Your objective ▸
Return each line of the records holding the string "Rajah".

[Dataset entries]
□ □ □ □

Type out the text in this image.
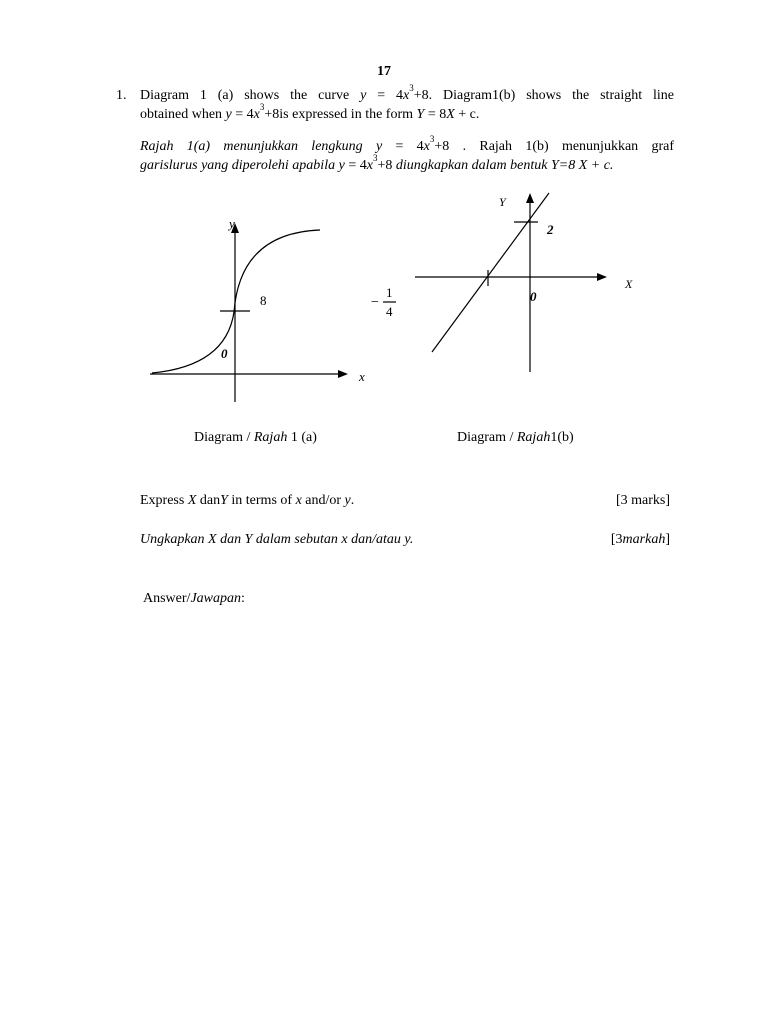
17
1. Diagram 1 (a) shows the curve $y = 4x^3+8$. Diagram1(b) shows the straight line
obtained when $y = 4x^3+8is$ expressed in the form Y = 8X + c.
Rajah 1(a) menunjukkan lengkung $y = 4x^3+8$ . Rajah 1(b) menunjukkan graf
garislurus yang diperolehi apabila $y = 4x^3+8$ diungkapkan dalam bentuk Y=8 X + c.
y
x
8
0
Y
X
2
0
−
1
4
Diagram / Rajah 1 (a)	Diagram / Rajah1(b)
Express X danY in terms of x and/or y.	[3 marks]
Ungkapkan X dan Y dalam sebutan x dan/atau y.	[3markah]
Answer/Jawapan:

□ □ □ □

Completed exercise ▸
Rajah 1(a) menunjukkan lengkung $y = 4x^3+8$ . Rajah 1(b) menunjukkan graf
Diagram / Rajah 1 (a)	Diagram / Rajah1(b)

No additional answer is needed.